▸ **EXERCISE DETAILS**
Search the listing below for the string "color" and copy every line where it occurs.

· · · · · · ·

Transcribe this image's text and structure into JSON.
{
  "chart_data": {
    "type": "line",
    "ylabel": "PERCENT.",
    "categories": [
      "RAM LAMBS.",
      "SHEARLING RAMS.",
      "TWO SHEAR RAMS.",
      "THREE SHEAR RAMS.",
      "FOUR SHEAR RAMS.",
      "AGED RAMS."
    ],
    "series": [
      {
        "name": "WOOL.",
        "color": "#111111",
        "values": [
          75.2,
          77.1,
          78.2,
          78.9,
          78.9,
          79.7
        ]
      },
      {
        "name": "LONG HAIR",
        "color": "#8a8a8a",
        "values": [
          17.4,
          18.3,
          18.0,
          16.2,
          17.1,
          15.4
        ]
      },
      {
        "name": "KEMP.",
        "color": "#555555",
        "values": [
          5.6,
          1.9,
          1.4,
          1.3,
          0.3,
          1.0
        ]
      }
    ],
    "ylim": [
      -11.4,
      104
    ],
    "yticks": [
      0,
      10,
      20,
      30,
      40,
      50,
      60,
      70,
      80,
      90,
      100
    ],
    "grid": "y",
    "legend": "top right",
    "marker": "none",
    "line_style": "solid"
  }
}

· · · · · · ·

▸ **SOLUTION TO THIS EXERCISE**
        "color": "#111111",
        "color": "#8a8a8a",
        "color": "#555555",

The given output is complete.